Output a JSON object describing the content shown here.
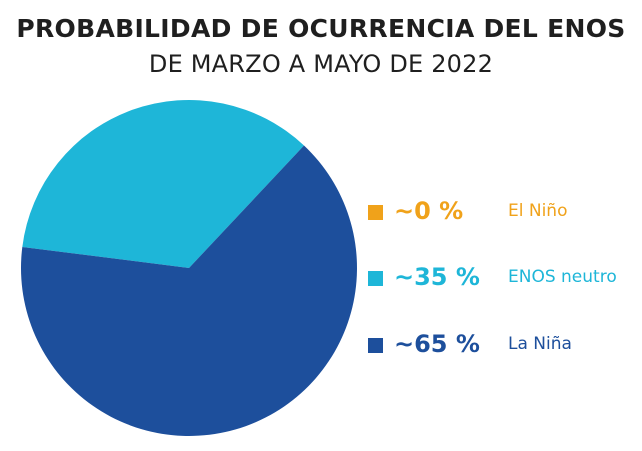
{
  "chart_data": {
    "type": "pie",
    "title": "PROBABILIDAD DE OCURRENCIA DEL ENOS",
    "subtitle": "DE MARZO A MAYO DE 2022",
    "slices": [
      {
        "label": "El Niño",
        "value": 0,
        "value_label": "~0 %",
        "color": "#f0a21a"
      },
      {
        "label": "ENOS neutro",
        "value": 35,
        "value_label": "~35 %",
        "color": "#1eb6d8"
      },
      {
        "label": "La Niña",
        "value": 65,
        "value_label": "~65 %",
        "color": "#1d4f9c"
      }
    ],
    "legend_position": "right"
  }
}
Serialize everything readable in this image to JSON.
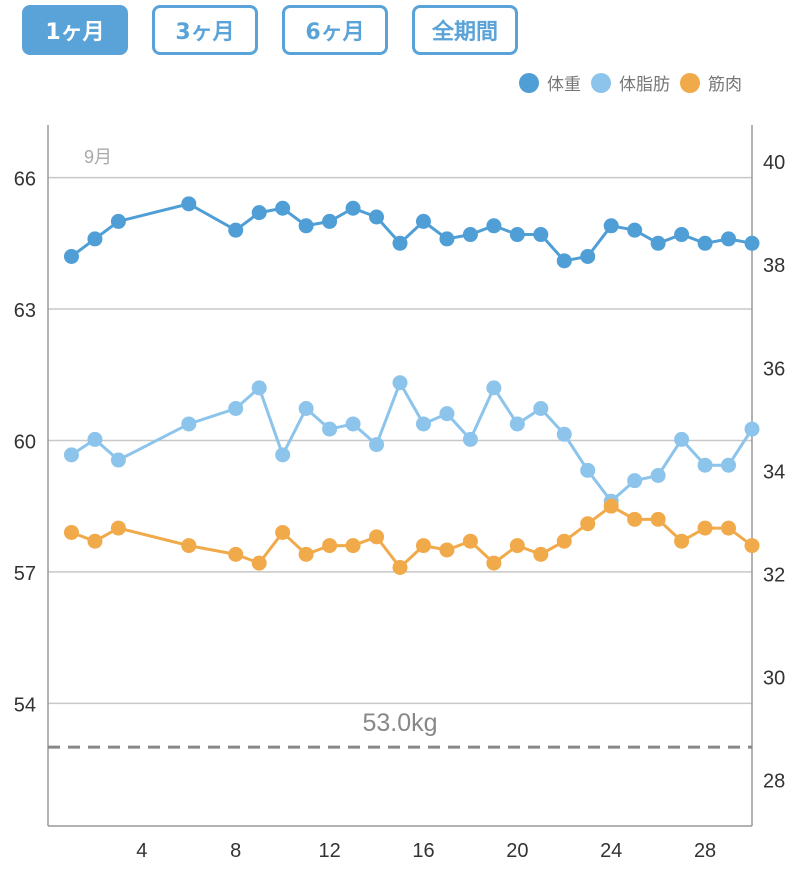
{
  "tabs": [
    {
      "label": "1ヶ月",
      "active": true
    },
    {
      "label": "3ヶ月",
      "active": false
    },
    {
      "label": "6ヶ月",
      "active": false
    },
    {
      "label": "全期間",
      "active": false
    }
  ],
  "colors": {
    "accent": "#5aa3d8",
    "weight": "#4f9ed6",
    "body_fat": "#8cc4ec",
    "muscle": "#f0aa4a",
    "target": "#888888"
  },
  "chart_data": {
    "type": "line",
    "month_label": "9月",
    "x": [
      1,
      2,
      3,
      6,
      8,
      9,
      10,
      11,
      12,
      13,
      14,
      15,
      16,
      17,
      18,
      19,
      20,
      21,
      22,
      23,
      24,
      25,
      26,
      27,
      28,
      29,
      30
    ],
    "xlim": [
      0,
      30
    ],
    "x_ticks": [
      4,
      8,
      12,
      16,
      20,
      24,
      28
    ],
    "y_left": {
      "ticks": [
        66,
        63,
        60,
        57,
        54
      ],
      "lim": [
        51.2,
        67.2
      ]
    },
    "y_right": {
      "ticks": [
        40,
        38,
        36,
        34,
        32,
        30,
        28
      ],
      "lim": [
        27.1,
        40.7
      ]
    },
    "grid": true,
    "legend_position": "top-right",
    "series": [
      {
        "name": "体重",
        "axis": "left",
        "color": "#4f9ed6",
        "values": [
          64.2,
          64.6,
          65.0,
          65.4,
          64.8,
          65.2,
          65.3,
          64.9,
          65.0,
          65.3,
          65.1,
          64.5,
          65.0,
          64.6,
          64.7,
          64.9,
          64.7,
          64.7,
          64.1,
          64.2,
          64.9,
          64.8,
          64.5,
          64.7,
          64.5,
          64.6,
          64.5
        ]
      },
      {
        "name": "体脂肪",
        "axis": "right",
        "color": "#8cc4ec",
        "values": [
          34.3,
          34.6,
          34.2,
          34.9,
          35.2,
          35.6,
          34.3,
          35.2,
          34.8,
          34.9,
          34.5,
          35.7,
          34.9,
          35.1,
          34.6,
          35.6,
          34.9,
          35.2,
          34.7,
          34.0,
          33.4,
          33.8,
          33.9,
          34.6,
          34.1,
          34.1,
          34.8
        ]
      },
      {
        "name": "筋肉",
        "axis": "left",
        "color": "#f0aa4a",
        "values": [
          57.9,
          57.7,
          58.0,
          57.6,
          57.4,
          57.2,
          57.9,
          57.4,
          57.6,
          57.6,
          57.8,
          57.1,
          57.6,
          57.5,
          57.7,
          57.2,
          57.6,
          57.4,
          57.7,
          58.1,
          58.5,
          58.2,
          58.2,
          57.7,
          58.0,
          58.0,
          57.6
        ]
      }
    ],
    "target": {
      "value": 53.0,
      "label": "53.0kg"
    }
  }
}
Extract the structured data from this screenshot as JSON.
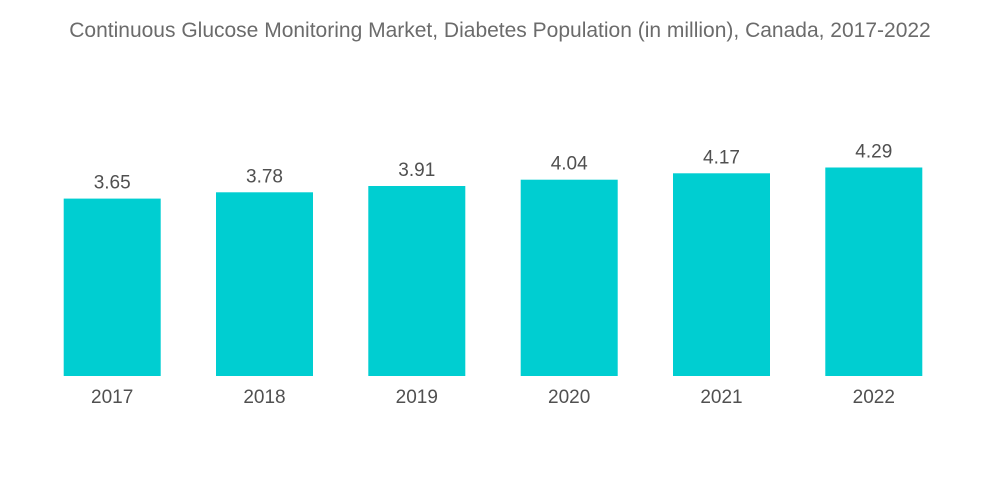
{
  "chart_data": {
    "type": "bar",
    "title": "Continuous Glucose Monitoring Market, Diabetes Population (in million), Canada, 2017-2022",
    "categories": [
      "2017",
      "2018",
      "2019",
      "2020",
      "2021",
      "2022"
    ],
    "values": [
      3.65,
      3.78,
      3.91,
      4.04,
      4.17,
      4.29
    ],
    "value_labels": [
      "3.65",
      "3.78",
      "3.91",
      "4.04",
      "4.17",
      "4.29"
    ],
    "xlabel": "",
    "ylabel": "",
    "ylim": [
      0,
      4.95
    ],
    "grid": false,
    "legend": "none",
    "colors": {
      "bar": "#00ced1",
      "text": "#505050",
      "title": "#6b6b6b"
    }
  }
}
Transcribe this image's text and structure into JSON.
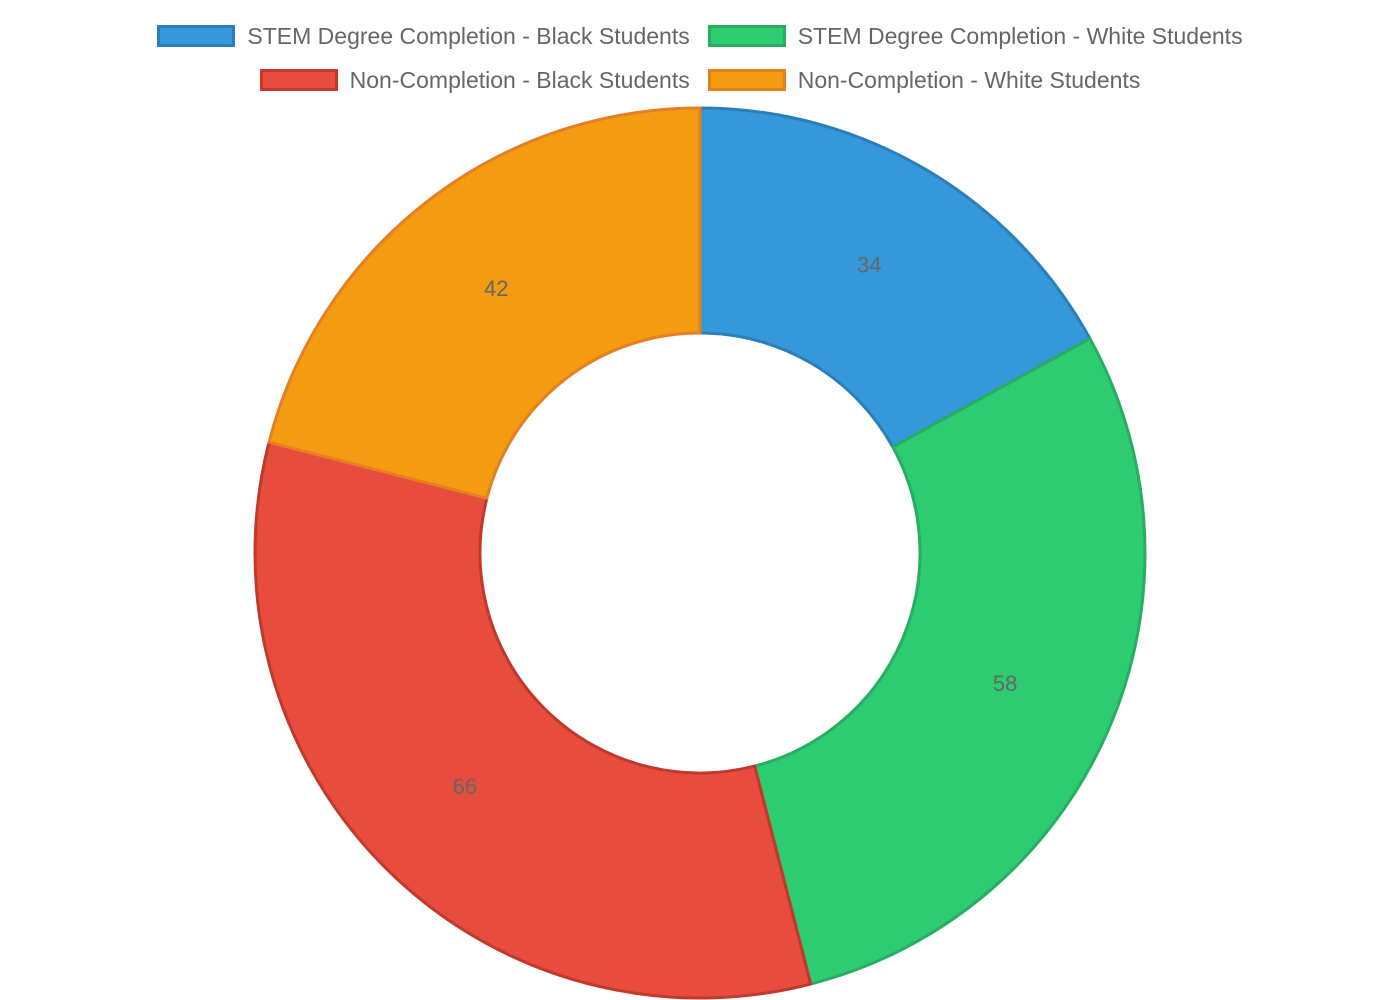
{
  "chart_data": {
    "type": "doughnut",
    "categories": [
      "STEM Degree Completion - Black Students",
      "STEM Degree Completion - White Students",
      "Non-Completion - Black Students",
      "Non-Completion - White Students"
    ],
    "values": [
      34,
      58,
      66,
      42
    ],
    "colors": [
      "#3498db",
      "#2ecc71",
      "#e74c3c",
      "#f39c12"
    ],
    "border_colors": [
      "#2980b9",
      "#27ae60",
      "#c0392b",
      "#e67e22"
    ],
    "legend_position": "top",
    "data_labels": true
  },
  "legend": {
    "rows": [
      [
        {
          "label": "STEM Degree Completion - Black Students",
          "color": "#3498db",
          "border": "#2980b9"
        },
        {
          "label": "STEM Degree Completion - White Students",
          "color": "#2ecc71",
          "border": "#27ae60"
        }
      ],
      [
        {
          "label": "Non-Completion - Black Students",
          "color": "#e74c3c",
          "border": "#c0392b"
        },
        {
          "label": "Non-Completion - White Students",
          "color": "#f39c12",
          "border": "#e67e22"
        }
      ]
    ]
  }
}
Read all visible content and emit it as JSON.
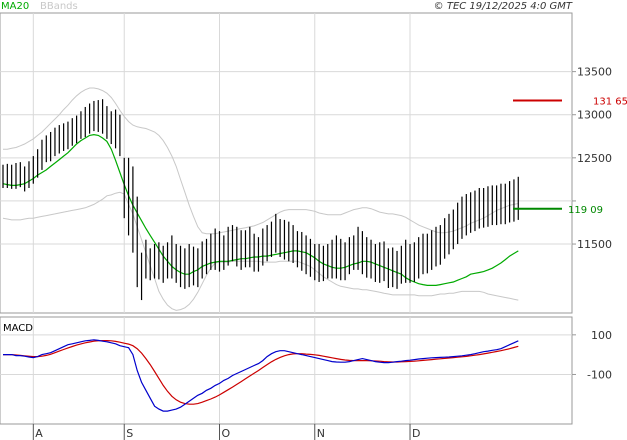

» **Goal**
Copy all the data exactly as written, but skip any picture.

» **Correct result**
Output a JSON object describing the content shown here.
{
  "chart_data": {
    "type": "pie",
    "title": "PROBABILIDAD DE OCURRENCIA DEL ENOS",
    "subtitle": "DE MARZO A MAYO DE 2022",
    "slices": [
      {
        "label": "El Niño",
        "value": 0,
        "value_label": "~0 %",
        "color": "#f0a21a"
      },
      {
        "label": "ENOS neutro",
        "value": 35,
        "value_label": "~35 %",
        "color": "#1eb6d8"
      },
      {
        "label": "La Niña",
        "value": 65,
        "value_label": "~65 %",
        "color": "#1d4f9c"
      }
    ],
    "legend_position": "right"
  }
}
Serialize everything readable in this image to JSON.
{
  "tabs": [
    {
      "label": "1ヶ月",
      "active": true
    },
    {
      "label": "3ヶ月",
      "active": false
    },
    {
      "label": "6ヶ月",
      "active": false
    },
    {
      "label": "全期間",
      "active": false
    }
  ],
  "colors": {
    "accent": "#5aa3d8",
    "weight": "#4f9ed6",
    "body_fat": "#8cc4ec",
    "muscle": "#f0aa4a",
    "target": "#888888"
  },
  "chart_data": {
    "type": "line",
    "month_label": "9月",
    "x": [
      1,
      2,
      3,
      6,
      8,
      9,
      10,
      11,
      12,
      13,
      14,
      15,
      16,
      17,
      18,
      19,
      20,
      21,
      22,
      23,
      24,
      25,
      26,
      27,
      28,
      29,
      30
    ],
    "xlim": [
      0,
      30
    ],
    "x_ticks": [
      4,
      8,
      12,
      16,
      20,
      24,
      28
    ],
    "y_left": {
      "ticks": [
        66,
        63,
        60,
        57,
        54
      ],
      "lim": [
        51.2,
        67.2
      ]
    },
    "y_right": {
      "ticks": [
        40,
        38,
        36,
        34,
        32,
        30,
        28
      ],
      "lim": [
        27.1,
        40.7
      ]
    },
    "grid": true,
    "legend_position": "top-right",
    "series": [
      {
        "name": "体重",
        "axis": "left",
        "color": "#4f9ed6",
        "values": [
          64.2,
          64.6,
          65.0,
          65.4,
          64.8,
          65.2,
          65.3,
          64.9,
          65.0,
          65.3,
          65.1,
          64.5,
          65.0,
          64.6,
          64.7,
          64.9,
          64.7,
          64.7,
          64.1,
          64.2,
          64.9,
          64.8,
          64.5,
          64.7,
          64.5,
          64.6,
          64.5
        ]
      },
      {
        "name": "体脂肪",
        "axis": "right",
        "color": "#8cc4ec",
        "values": [
          34.3,
          34.6,
          34.2,
          34.9,
          35.2,
          35.6,
          34.3,
          35.2,
          34.8,
          34.9,
          34.5,
          35.7,
          34.9,
          35.1,
          34.6,
          35.6,
          34.9,
          35.2,
          34.7,
          34.0,
          33.4,
          33.8,
          33.9,
          34.6,
          34.1,
          34.1,
          34.8
        ]
      },
      {
        "name": "筋肉",
        "axis": "left",
        "color": "#f0aa4a",
        "values": [
          57.9,
          57.7,
          58.0,
          57.6,
          57.4,
          57.2,
          57.9,
          57.4,
          57.6,
          57.6,
          57.8,
          57.1,
          57.6,
          57.5,
          57.7,
          57.2,
          57.6,
          57.4,
          57.7,
          58.1,
          58.5,
          58.2,
          58.2,
          57.7,
          58.0,
          58.0,
          57.6
        ]
      }
    ],
    "target": {
      "value": 53.0,
      "label": "53.0kg"
    }
  }
}
Extract the structured data from this screenshot as JSON.
{
  "chart_data": {
    "type": "bar",
    "title": "Continuous Glucose Monitoring Market, Diabetes Population (in million), Canada, 2017-2022",
    "categories": [
      "2017",
      "2018",
      "2019",
      "2020",
      "2021",
      "2022"
    ],
    "values": [
      3.65,
      3.78,
      3.91,
      4.04,
      4.17,
      4.29
    ],
    "value_labels": [
      "3.65",
      "3.78",
      "3.91",
      "4.04",
      "4.17",
      "4.29"
    ],
    "xlabel": "",
    "ylabel": "",
    "ylim": [
      0,
      4.95
    ],
    "grid": false,
    "legend": "none",
    "colors": {
      "bar": "#00ced1",
      "text": "#505050",
      "title": "#6b6b6b"
    }
  }
}
Transcribe this image's text and structure into JSON.
{
  "chart_data": {
    "type": "doughnut",
    "categories": [
      "STEM Degree Completion - Black Students",
      "STEM Degree Completion - White Students",
      "Non-Completion - Black Students",
      "Non-Completion - White Students"
    ],
    "values": [
      34,
      58,
      66,
      42
    ],
    "colors": [
      "#3498db",
      "#2ecc71",
      "#e74c3c",
      "#f39c12"
    ],
    "border_colors": [
      "#2980b9",
      "#27ae60",
      "#c0392b",
      "#e67e22"
    ],
    "legend_position": "top",
    "data_labels": true
  },
  "legend": {
    "rows": [
      [
        {
          "label": "STEM Degree Completion - Black Students",
          "color": "#3498db",
          "border": "#2980b9"
        },
        {
          "label": "STEM Degree Completion - White Students",
          "color": "#2ecc71",
          "border": "#27ae60"
        }
      ],
      [
        {
          "label": "Non-Completion - Black Students",
          "color": "#e74c3c",
          "border": "#c0392b"
        },
        {
          "label": "Non-Completion - White Students",
          "color": "#f39c12",
          "border": "#e67e22"
        }
      ]
    ]
  }
}
Read all visible content and emit it as JSON.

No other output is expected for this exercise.